I know that this topic came up many times before here but none of the suggested solutions worked for my dataset because my laptop stopped calculating due to memory issues or full storage.
My table looks like the following and has 108
Mio rows:
Col1 |Col2 | Col3 |Col4 |SICComb | NameComb
Case New |3523 | Alexander |6799 |67993523| AlexanderCase New
Case New |3523 | Undisclosed |6799 |67993523| Case NewUndisclosed
Undisclosed|6799 | Case New |3523 |67993523| Case NewUndisclosed
Case New |3523 | Undisclosed |6799 |67993523| Case NewUndisclosed
SmartCard |3674 | NEC |7373 |73733674| NECSmartCard
SmartCard |3674 | Virtual NetComm|7373 |73733674| SmartCardVirtual NetComm
SmartCard |3674 | NEC |7373 |73733674| NECSmartCard
The unique columns are SICComb
and NameComb
. I tried to add a primary key with:
ALTER TABLE dbo.test ADD ID INT IDENTITY(1,1)
but the integers are filling up more than 30
GB of my storage just in a new minutes.
Which would be the fastest and most efficient method to delete the duplicates from the table?

[WORK TO BE COMPLETED] Copy the post above about removing duplicate rows from a large SQL table, word for word and in full.

[PROVIDED MATERIAL]
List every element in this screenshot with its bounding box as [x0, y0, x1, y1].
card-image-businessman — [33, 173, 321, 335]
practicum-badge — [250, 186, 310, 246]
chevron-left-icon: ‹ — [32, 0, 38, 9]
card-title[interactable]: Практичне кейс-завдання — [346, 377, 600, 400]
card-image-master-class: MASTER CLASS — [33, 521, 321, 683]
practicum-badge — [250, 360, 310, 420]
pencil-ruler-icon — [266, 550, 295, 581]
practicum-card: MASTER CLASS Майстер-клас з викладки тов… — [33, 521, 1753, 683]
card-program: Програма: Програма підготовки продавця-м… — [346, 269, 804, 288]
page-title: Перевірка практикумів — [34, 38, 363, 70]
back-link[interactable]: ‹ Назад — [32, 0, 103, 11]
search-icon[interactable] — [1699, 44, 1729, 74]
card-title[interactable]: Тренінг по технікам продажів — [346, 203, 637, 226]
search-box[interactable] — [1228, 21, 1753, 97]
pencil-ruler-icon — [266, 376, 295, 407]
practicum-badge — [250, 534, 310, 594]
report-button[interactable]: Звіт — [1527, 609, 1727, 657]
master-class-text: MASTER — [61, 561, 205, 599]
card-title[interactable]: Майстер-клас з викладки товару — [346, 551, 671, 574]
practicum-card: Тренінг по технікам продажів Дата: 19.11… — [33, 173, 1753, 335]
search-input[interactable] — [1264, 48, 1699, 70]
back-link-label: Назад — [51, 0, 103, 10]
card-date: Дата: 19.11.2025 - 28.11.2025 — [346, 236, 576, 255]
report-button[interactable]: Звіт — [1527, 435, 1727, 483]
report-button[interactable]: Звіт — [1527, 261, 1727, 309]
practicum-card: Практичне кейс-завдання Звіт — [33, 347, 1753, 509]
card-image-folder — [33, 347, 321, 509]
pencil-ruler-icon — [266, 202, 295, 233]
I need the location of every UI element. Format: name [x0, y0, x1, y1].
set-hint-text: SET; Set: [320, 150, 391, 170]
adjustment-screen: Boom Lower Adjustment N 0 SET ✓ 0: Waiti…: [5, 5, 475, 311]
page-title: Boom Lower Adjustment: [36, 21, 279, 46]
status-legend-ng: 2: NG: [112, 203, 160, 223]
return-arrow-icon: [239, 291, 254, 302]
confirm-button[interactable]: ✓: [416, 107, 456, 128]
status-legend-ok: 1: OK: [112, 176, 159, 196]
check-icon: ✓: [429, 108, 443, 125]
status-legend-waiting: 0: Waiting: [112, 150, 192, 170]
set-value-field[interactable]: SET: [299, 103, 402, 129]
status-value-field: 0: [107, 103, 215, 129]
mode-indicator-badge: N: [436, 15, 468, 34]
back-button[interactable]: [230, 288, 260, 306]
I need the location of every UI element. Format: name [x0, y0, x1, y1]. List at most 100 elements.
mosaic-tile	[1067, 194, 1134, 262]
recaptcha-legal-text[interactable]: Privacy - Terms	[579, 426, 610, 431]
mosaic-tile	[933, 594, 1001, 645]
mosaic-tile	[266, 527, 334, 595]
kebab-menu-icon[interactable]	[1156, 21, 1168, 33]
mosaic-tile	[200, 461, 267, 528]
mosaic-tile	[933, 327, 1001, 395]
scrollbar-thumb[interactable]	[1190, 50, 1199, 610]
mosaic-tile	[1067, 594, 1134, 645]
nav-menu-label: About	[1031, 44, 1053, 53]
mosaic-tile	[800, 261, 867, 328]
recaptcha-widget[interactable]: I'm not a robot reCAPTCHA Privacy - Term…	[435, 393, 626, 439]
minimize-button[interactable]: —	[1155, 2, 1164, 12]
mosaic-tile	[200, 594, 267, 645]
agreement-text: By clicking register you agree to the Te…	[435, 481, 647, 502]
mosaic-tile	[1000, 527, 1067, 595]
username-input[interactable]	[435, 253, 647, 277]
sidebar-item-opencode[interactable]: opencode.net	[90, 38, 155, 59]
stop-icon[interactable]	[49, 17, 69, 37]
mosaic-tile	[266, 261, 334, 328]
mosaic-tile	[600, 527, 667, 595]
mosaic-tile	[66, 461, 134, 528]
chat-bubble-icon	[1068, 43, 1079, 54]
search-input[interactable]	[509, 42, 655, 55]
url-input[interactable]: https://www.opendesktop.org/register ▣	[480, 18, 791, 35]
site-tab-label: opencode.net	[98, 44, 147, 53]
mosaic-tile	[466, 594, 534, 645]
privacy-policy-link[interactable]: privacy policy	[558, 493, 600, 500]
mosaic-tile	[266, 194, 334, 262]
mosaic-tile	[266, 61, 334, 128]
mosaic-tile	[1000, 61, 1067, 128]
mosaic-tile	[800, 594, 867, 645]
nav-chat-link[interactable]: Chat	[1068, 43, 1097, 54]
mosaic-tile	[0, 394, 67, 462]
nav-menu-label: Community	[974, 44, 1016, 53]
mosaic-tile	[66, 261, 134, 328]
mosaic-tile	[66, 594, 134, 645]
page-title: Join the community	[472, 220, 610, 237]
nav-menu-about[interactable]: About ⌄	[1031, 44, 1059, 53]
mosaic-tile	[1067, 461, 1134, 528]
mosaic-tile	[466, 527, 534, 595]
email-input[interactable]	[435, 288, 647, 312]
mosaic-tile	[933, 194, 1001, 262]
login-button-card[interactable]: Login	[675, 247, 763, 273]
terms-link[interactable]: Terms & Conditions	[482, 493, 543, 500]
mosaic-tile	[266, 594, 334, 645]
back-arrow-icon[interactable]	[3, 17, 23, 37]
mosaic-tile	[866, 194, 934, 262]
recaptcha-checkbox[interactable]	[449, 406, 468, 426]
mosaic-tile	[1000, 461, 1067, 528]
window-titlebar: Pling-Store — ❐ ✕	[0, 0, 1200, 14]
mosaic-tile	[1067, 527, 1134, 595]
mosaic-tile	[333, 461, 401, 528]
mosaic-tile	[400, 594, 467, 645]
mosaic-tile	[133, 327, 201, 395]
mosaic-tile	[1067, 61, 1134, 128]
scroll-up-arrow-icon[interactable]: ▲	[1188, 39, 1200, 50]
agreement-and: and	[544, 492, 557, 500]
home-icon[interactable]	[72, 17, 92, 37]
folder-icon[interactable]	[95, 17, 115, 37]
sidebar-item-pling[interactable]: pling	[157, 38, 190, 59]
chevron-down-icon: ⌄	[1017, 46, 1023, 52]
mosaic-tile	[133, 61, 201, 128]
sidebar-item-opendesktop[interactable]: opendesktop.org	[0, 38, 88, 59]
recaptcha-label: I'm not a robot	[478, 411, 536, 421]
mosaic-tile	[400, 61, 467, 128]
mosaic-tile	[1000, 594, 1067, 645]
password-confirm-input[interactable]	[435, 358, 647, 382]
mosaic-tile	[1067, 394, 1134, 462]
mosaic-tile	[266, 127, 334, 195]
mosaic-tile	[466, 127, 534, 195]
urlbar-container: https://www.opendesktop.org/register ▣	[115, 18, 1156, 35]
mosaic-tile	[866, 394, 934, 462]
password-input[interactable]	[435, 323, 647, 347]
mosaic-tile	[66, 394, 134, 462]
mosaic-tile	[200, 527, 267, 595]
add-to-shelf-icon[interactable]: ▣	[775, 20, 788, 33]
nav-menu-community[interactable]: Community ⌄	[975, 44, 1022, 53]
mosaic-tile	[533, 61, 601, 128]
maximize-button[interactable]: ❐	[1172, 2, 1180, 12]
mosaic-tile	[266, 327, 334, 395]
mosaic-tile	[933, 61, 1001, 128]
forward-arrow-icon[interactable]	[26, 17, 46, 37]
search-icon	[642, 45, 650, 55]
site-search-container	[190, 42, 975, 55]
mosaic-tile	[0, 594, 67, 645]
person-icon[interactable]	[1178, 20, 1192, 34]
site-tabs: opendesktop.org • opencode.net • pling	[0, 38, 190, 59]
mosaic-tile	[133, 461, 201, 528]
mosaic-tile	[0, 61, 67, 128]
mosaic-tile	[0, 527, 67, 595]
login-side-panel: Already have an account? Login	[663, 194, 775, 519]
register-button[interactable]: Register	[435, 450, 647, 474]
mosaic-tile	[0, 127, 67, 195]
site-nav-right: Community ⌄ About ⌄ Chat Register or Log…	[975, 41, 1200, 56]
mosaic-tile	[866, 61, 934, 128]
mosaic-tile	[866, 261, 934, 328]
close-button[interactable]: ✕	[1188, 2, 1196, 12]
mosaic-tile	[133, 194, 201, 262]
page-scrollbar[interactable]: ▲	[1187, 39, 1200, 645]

[WRITTEN SOLUTION]
I know that this topic came up many times before here but none of the suggested solutions worked for my dataset because my laptop stopped calculating due to memory issues or full storage.
My table looks like the following and has 108
Mio rows:
Col1 |Col2 | Col3 |Col4 |SICComb | NameComb
Case New |3523 | Alexander |6799 |67993523| AlexanderCase New
Case New |3523 | Undisclosed |6799 |67993523| Case NewUndisclosed
Undisclosed|6799 | Case New |3523 |67993523| Case NewUndisclosed
Case New |3523 | Undisclosed |6799 |67993523| Case NewUndisclosed
SmartCard |3674 | NEC |7373 |73733674| NECSmartCard
SmartCard |3674 | Virtual NetComm|7373 |73733674| SmartCardVirtual NetComm
SmartCard |3674 | NEC |7373 |73733674| NECSmartCard
The unique columns are SICComb
and NameComb
. I tried to add a primary key with:
ALTER TABLE dbo.test ADD ID INT IDENTITY(1,1)
but the integers are filling up more than 30
GB of my storage just in a new minutes.
Which would be the fastest and most efficient method to delete the duplicates from the table?